- _Exercise brief_:
Here are some records. Copy each one exactly.

──────── Provided information

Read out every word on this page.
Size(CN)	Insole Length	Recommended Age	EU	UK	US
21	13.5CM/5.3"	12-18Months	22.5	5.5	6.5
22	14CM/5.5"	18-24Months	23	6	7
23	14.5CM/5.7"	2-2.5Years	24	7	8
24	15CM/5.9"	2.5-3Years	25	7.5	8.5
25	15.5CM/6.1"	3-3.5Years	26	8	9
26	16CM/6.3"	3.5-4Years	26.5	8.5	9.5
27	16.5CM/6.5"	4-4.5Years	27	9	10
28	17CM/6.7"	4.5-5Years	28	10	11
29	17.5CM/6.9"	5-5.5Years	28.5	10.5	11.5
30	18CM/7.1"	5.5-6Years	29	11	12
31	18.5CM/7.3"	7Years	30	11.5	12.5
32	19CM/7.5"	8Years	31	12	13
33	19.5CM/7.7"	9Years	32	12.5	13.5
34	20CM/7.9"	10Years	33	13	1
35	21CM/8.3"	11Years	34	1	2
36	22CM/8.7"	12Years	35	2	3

────────────────

- _Expected answer_:
Read out every word on this page.
Size(CN)	Insole Length	Recommended Age	EU	UK	US
21	13.5CM/5.3"	12-18Months	22.5	5.5	6.5
22	14CM/5.5"	18-24Months	23	6	7
23	14.5CM/5.7"	2-2.5Years	24	7	8
24	15CM/5.9"	2.5-3Years	25	7.5	8.5
25	15.5CM/6.1"	3-3.5Years	26	8	9
26	16CM/6.3"	3.5-4Years	26.5	8.5	9.5
27	16.5CM/6.5"	4-4.5Years	27	9	10
28	17CM/6.7"	4.5-5Years	28	10	11
29	17.5CM/6.9"	5-5.5Years	28.5	10.5	11.5
30	18CM/7.1"	5.5-6Years	29	11	12
31	18.5CM/7.3"	7Years	30	11.5	12.5
32	19CM/7.5"	8Years	31	12	13
33	19.5CM/7.7"	9Years	32	12.5	13.5
34	20CM/7.9"	10Years	33	13	1
35	21CM/8.3"	11Years	34	1	2
36	22CM/8.7"	12Years	35	2	3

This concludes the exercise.